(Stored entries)
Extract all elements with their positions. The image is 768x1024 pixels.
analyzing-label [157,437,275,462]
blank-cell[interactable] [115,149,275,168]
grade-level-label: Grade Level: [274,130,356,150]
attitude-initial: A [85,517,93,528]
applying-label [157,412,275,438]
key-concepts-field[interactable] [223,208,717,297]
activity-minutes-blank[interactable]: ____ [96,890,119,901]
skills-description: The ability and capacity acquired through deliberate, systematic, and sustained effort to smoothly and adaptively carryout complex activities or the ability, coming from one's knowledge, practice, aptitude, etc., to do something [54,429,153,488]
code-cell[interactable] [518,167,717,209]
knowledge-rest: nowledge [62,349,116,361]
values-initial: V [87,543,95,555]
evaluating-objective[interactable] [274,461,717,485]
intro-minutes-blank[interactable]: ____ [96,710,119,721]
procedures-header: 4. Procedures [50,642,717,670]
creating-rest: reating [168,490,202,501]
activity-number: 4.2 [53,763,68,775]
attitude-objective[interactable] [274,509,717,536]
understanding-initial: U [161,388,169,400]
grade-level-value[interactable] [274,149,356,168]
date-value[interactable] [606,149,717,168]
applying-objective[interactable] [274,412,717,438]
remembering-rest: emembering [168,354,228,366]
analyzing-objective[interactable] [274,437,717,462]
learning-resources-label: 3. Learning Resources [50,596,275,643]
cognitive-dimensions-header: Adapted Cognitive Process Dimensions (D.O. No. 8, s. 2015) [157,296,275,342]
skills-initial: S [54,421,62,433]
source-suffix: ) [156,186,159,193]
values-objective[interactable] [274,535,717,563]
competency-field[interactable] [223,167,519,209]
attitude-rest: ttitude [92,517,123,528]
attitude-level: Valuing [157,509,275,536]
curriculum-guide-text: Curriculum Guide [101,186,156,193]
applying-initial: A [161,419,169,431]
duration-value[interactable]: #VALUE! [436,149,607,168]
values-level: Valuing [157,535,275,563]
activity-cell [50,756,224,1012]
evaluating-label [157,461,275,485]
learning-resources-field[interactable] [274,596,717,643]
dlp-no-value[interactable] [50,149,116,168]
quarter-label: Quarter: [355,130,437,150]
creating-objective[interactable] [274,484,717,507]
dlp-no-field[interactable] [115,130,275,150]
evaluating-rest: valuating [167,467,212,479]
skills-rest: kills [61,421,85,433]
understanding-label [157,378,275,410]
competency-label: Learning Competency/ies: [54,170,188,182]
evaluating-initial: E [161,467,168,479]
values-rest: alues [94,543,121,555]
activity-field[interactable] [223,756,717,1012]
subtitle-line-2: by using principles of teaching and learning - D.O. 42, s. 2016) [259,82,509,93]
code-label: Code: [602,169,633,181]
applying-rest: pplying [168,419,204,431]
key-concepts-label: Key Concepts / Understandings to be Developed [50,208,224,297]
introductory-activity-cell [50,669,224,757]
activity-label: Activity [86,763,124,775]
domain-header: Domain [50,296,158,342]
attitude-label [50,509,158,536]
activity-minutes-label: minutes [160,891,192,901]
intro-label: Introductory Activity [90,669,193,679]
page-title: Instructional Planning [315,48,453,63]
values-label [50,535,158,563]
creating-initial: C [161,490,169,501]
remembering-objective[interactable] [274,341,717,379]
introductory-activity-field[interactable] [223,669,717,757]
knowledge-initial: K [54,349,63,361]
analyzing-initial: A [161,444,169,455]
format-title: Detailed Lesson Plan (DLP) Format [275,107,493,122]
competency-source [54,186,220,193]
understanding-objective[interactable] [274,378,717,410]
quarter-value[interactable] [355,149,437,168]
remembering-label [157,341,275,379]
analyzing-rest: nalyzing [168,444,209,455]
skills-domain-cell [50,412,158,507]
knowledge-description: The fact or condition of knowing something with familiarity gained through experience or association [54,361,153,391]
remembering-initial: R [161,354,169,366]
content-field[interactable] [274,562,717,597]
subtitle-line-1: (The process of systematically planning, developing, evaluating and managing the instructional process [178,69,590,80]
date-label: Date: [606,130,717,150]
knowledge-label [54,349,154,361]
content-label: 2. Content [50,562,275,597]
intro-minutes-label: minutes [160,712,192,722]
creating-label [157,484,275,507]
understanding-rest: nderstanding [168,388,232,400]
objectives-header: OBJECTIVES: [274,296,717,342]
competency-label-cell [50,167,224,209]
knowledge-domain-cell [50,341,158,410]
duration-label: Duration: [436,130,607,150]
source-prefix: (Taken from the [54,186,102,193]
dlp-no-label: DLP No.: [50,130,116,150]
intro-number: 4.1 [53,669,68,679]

REQUEST: Write out every row above again, substituting "Internalizing" for each occurrence of "Valuing" and changing nothing else.

WRITTEN SOLUTION:
Extract all elements with their positions. The image is 768x1024 pixels.
analyzing-label [157,437,275,462]
blank-cell[interactable] [115,149,275,168]
grade-level-label: Grade Level: [274,130,356,150]
attitude-initial: A [85,517,93,528]
applying-label [157,412,275,438]
key-concepts-field[interactable] [223,208,717,297]
activity-minutes-blank[interactable]: ____ [96,890,119,901]
skills-description: The ability and capacity acquired through deliberate, systematic, and sustained effort to smoothly and adaptively carryout complex activities or the ability, coming from one's knowledge, practice, aptitude, etc., to do something [54,429,153,488]
code-cell[interactable] [518,167,717,209]
knowledge-rest: nowledge [62,349,116,361]
values-initial: V [87,543,95,555]
evaluating-objective[interactable] [274,461,717,485]
intro-minutes-blank[interactable]: ____ [96,710,119,721]
procedures-header: 4. Procedures [50,642,717,670]
creating-rest: reating [168,490,202,501]
activity-number: 4.2 [53,763,68,775]
attitude-objective[interactable] [274,509,717,536]
understanding-initial: U [161,388,169,400]
grade-level-value[interactable] [274,149,356,168]
date-value[interactable] [606,149,717,168]
applying-objective[interactable] [274,412,717,438]
remembering-rest: emembering [168,354,228,366]
analyzing-objective[interactable] [274,437,717,462]
learning-resources-label: 3. Learning Resources [50,596,275,643]
cognitive-dimensions-header: Adapted Cognitive Process Dimensions (D.O. No. 8, s. 2015) [157,296,275,342]
skills-initial: S [54,421,62,433]
source-suffix: ) [156,186,159,193]
values-objective[interactable] [274,535,717,563]
competency-field[interactable] [223,167,519,209]
attitude-rest: ttitude [92,517,123,528]
attitude-level: Internalizing [157,509,275,536]
curriculum-guide-text: Curriculum Guide [101,186,156,193]
applying-initial: A [161,419,169,431]
duration-value[interactable]: #VALUE! [436,149,607,168]
values-level: Internalizing [157,535,275,563]
activity-cell [50,756,224,1012]
evaluating-label [157,461,275,485]
learning-resources-field[interactable] [274,596,717,643]
dlp-no-value[interactable] [50,149,116,168]
quarter-label: Quarter: [355,130,437,150]
creating-objective[interactable] [274,484,717,507]
dlp-no-field[interactable] [115,130,275,150]
evaluating-rest: valuating [167,467,212,479]
skills-rest: kills [61,421,85,433]
understanding-label [157,378,275,410]
competency-label: Learning Competency/ies: [54,170,188,182]
evaluating-initial: E [161,467,168,479]
values-rest: alues [94,543,121,555]
activity-field[interactable] [223,756,717,1012]
subtitle-line-2: by using principles of teaching and learning - D.O. 42, s. 2016) [259,82,509,93]
code-label: Code: [602,169,633,181]
applying-rest: pplying [168,419,204,431]
key-concepts-label: Key Concepts / Understandings to be Developed [50,208,224,297]
introductory-activity-cell [50,669,224,757]
activity-label: Activity [86,763,124,775]
domain-header: Domain [50,296,158,342]
attitude-label [50,509,158,536]
activity-minutes-label: minutes [160,891,192,901]
intro-label: Introductory Activity [90,669,193,679]
page-title: Instructional Planning [315,48,453,63]
values-label [50,535,158,563]
creating-initial: C [161,490,169,501]
remembering-objective[interactable] [274,341,717,379]
introductory-activity-field[interactable] [223,669,717,757]
knowledge-initial: K [54,349,63,361]
analyzing-initial: A [161,444,169,455]
format-title: Detailed Lesson Plan (DLP) Format [275,107,493,122]
competency-source [54,186,220,193]
understanding-objective[interactable] [274,378,717,410]
quarter-value[interactable] [355,149,437,168]
remembering-label [157,341,275,379]
analyzing-rest: nalyzing [168,444,209,455]
skills-domain-cell [50,412,158,507]
knowledge-description: The fact or condition of knowing something with familiarity gained through experience or association [54,361,153,391]
remembering-initial: R [161,354,169,366]
content-field[interactable] [274,562,717,597]
subtitle-line-1: (The process of systematically planning, developing, evaluating and managing the instructional process [178,69,590,80]
date-label: Date: [606,130,717,150]
knowledge-label [54,349,154,361]
content-label: 2. Content [50,562,275,597]
intro-minutes-label: minutes [160,712,192,722]
creating-label [157,484,275,507]
understanding-rest: nderstanding [168,388,232,400]
objectives-header: OBJECTIVES: [274,296,717,342]
competency-label-cell [50,167,224,209]
knowledge-domain-cell [50,341,158,410]
duration-label: Duration: [436,130,607,150]
source-prefix: (Taken from the [54,186,102,193]
dlp-no-label: DLP No.: [50,130,116,150]
intro-number: 4.1 [53,669,68,679]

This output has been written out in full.